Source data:
•••

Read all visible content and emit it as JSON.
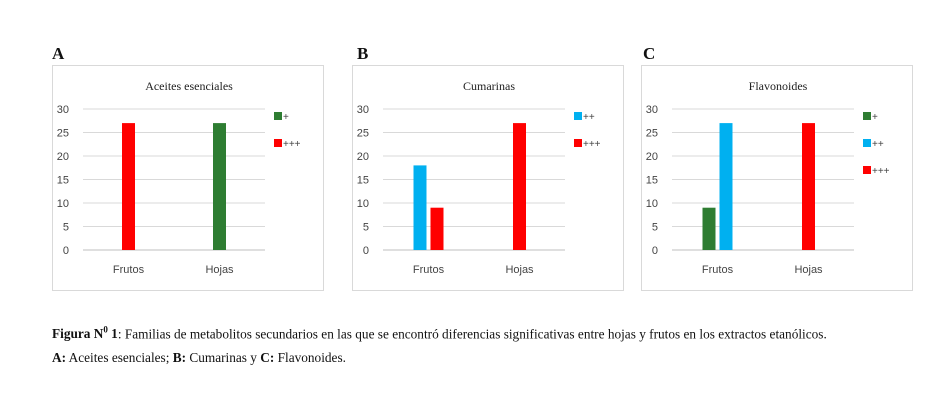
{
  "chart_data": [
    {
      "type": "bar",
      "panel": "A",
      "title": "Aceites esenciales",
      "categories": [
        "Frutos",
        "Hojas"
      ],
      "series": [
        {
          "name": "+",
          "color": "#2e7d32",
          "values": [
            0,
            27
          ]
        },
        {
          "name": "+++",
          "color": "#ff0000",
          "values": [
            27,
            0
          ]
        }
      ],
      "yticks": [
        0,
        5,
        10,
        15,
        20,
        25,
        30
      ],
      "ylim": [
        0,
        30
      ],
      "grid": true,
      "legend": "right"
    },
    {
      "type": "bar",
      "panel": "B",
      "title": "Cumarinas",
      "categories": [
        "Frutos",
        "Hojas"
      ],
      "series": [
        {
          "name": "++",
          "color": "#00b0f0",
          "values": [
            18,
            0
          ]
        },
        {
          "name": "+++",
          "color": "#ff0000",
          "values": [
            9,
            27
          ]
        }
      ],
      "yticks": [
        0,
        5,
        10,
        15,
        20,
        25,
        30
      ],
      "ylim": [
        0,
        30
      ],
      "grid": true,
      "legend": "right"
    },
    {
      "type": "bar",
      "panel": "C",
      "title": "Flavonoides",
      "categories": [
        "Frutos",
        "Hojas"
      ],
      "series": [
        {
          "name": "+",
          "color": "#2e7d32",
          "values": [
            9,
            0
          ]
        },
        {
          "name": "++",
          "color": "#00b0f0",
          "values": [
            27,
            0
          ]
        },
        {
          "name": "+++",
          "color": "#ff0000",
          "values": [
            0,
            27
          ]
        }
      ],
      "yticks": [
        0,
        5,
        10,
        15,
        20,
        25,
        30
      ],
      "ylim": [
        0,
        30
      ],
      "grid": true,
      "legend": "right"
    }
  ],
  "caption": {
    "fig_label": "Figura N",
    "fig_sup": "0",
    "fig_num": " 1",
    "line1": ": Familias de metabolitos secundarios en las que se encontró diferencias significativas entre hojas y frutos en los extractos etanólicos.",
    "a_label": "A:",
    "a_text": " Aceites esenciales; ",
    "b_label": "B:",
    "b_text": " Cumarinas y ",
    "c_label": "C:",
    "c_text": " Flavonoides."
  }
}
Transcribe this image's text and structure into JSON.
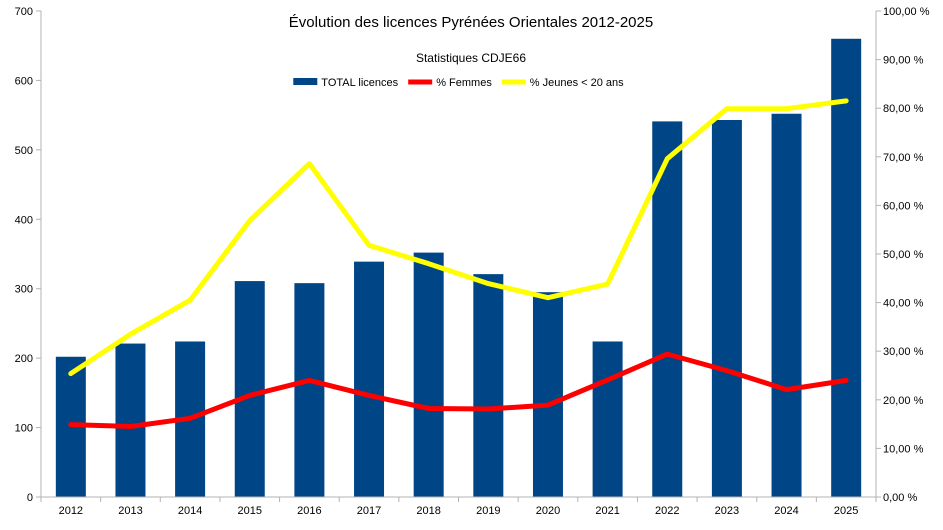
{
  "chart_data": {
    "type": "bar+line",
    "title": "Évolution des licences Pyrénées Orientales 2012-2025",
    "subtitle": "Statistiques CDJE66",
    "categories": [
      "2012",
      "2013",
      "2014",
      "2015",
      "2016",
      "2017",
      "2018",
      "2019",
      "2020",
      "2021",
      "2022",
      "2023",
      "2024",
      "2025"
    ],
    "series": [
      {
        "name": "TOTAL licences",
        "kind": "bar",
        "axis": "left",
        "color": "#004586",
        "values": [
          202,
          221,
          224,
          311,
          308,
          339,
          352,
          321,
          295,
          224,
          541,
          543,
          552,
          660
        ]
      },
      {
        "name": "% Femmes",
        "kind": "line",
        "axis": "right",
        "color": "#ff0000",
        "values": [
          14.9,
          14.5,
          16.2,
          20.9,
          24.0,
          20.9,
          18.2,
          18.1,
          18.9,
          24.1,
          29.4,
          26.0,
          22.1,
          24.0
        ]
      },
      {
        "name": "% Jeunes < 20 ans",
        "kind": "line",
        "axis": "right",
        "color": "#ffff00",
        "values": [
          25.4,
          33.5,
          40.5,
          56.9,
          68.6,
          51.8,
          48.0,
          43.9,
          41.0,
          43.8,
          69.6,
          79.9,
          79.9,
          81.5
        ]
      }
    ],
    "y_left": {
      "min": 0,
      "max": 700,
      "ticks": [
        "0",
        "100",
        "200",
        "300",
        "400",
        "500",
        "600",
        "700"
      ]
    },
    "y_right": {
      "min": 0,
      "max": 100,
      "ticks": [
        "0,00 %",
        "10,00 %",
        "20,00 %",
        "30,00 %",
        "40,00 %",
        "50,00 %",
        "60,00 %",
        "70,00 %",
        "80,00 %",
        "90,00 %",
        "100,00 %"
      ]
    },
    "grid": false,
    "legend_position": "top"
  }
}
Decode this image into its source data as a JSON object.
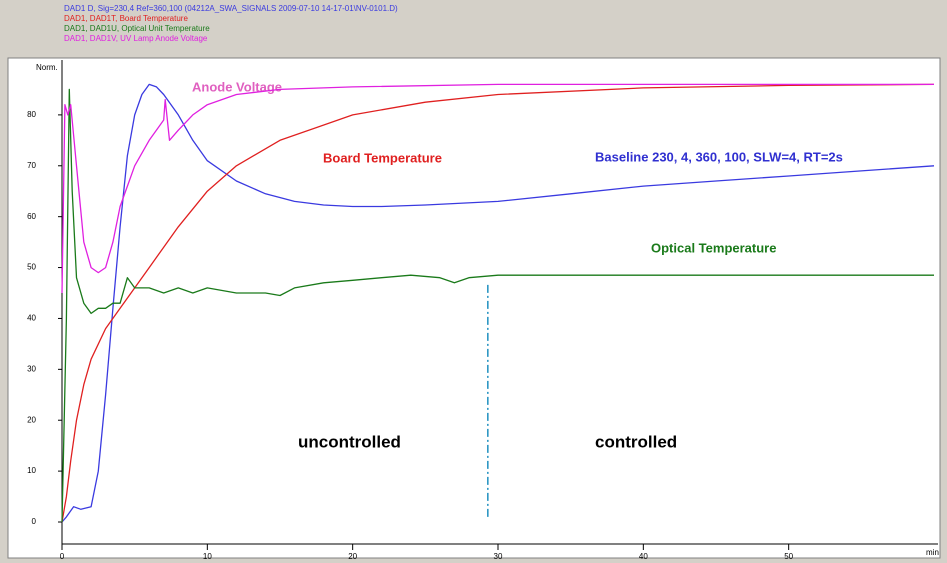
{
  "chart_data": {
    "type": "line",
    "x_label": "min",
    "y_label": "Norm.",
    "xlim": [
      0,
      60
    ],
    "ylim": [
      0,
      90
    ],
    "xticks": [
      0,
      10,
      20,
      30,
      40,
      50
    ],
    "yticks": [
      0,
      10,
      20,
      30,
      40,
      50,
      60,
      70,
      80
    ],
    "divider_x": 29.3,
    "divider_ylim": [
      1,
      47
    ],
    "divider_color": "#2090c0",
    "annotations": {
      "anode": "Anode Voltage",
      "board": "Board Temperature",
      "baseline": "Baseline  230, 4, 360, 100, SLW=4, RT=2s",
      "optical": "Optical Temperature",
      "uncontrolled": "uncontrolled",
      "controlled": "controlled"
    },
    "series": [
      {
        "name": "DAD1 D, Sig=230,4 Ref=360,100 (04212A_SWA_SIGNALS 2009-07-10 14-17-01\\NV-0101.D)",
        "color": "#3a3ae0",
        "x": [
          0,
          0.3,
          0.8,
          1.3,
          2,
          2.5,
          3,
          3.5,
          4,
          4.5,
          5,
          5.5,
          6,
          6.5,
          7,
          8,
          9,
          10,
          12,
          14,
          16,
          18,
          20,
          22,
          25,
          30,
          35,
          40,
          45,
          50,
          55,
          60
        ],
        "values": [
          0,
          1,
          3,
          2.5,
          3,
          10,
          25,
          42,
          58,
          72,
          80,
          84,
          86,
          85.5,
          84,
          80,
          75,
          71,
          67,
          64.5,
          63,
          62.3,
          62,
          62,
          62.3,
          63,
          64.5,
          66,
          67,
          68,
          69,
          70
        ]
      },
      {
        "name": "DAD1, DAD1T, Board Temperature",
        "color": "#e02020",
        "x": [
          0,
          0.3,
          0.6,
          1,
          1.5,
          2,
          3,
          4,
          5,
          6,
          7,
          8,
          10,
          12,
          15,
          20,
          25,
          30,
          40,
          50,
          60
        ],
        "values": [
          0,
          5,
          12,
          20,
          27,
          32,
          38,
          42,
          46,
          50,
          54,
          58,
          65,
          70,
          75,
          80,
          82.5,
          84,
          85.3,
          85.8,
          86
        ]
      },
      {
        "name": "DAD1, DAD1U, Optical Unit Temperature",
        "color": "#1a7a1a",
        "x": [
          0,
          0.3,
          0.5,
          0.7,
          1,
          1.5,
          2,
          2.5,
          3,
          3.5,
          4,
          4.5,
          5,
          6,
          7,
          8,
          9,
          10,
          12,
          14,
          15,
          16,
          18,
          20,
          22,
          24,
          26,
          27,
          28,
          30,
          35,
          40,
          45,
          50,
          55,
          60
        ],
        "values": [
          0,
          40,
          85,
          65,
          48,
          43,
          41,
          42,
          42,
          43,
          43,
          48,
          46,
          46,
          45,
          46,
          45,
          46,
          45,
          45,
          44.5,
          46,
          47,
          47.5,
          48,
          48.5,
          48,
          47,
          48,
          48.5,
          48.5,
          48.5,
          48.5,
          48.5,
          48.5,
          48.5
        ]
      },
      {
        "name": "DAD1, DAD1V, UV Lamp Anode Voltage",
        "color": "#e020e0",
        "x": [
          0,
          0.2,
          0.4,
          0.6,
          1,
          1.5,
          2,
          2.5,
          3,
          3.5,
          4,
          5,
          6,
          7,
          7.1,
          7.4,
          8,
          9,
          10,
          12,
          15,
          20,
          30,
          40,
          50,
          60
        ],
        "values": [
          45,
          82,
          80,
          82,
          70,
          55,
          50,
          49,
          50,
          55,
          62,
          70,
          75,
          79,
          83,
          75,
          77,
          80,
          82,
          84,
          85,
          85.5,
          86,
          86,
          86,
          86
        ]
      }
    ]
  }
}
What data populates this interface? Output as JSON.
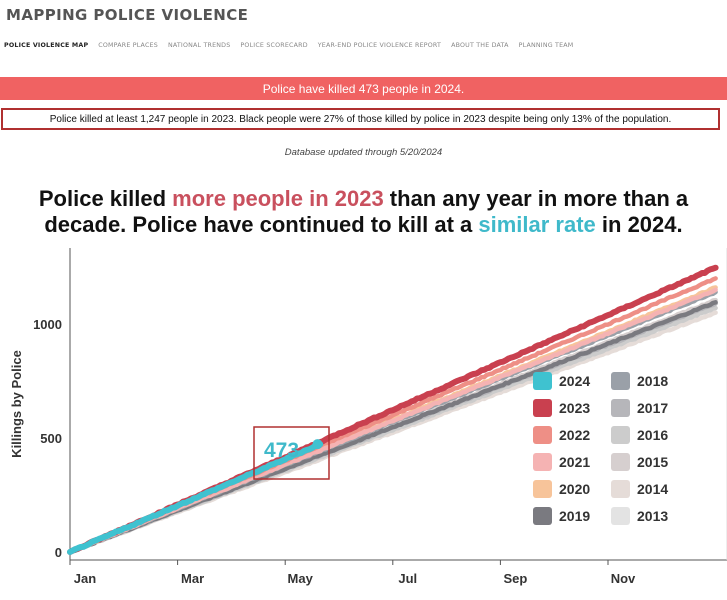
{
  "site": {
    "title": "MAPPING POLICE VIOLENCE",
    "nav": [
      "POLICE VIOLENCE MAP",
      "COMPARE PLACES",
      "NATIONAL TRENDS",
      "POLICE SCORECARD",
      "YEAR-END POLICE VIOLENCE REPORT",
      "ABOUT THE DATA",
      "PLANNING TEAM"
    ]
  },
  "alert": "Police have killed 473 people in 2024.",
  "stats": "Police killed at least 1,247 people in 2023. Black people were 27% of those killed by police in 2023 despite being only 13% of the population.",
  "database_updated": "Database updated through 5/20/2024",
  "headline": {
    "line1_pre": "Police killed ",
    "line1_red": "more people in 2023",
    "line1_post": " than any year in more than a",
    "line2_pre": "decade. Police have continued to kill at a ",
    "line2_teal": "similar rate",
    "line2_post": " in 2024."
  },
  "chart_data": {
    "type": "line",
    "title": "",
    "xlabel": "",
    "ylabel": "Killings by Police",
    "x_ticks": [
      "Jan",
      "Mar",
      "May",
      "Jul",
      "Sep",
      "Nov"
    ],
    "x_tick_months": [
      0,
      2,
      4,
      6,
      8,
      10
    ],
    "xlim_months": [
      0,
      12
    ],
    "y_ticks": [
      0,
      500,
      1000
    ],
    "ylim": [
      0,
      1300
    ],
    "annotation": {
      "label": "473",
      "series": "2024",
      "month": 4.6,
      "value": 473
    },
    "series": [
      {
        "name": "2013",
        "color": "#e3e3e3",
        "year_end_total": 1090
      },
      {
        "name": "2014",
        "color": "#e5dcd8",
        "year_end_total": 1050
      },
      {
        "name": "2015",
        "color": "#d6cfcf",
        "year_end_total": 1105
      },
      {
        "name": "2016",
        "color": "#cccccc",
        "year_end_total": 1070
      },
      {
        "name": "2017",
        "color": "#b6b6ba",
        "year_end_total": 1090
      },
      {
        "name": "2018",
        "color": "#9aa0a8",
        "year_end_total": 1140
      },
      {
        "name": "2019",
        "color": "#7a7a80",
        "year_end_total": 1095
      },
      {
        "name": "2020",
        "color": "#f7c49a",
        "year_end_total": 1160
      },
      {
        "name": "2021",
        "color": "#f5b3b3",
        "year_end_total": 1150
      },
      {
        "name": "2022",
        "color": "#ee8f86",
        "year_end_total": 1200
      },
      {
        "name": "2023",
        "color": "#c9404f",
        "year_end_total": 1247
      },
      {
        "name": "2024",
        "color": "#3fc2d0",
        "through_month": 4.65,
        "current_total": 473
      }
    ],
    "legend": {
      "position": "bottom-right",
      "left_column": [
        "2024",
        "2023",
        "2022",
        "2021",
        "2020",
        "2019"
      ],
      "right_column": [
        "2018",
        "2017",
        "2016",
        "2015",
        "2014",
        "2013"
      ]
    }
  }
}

•••

PROBLEM REQUIREMENTS: Copy every line in the entries above that has the string "killed" in it.

RESULT OF THIS TASK:
  "alert": "Police have killed 473 people in 2024.",
  "stats": "Police killed at least 1,247 people in 2023. Black people were 27% of those killed by police in 2023 despite being only 13% of the population.",
    "line1_pre": "Police killed ",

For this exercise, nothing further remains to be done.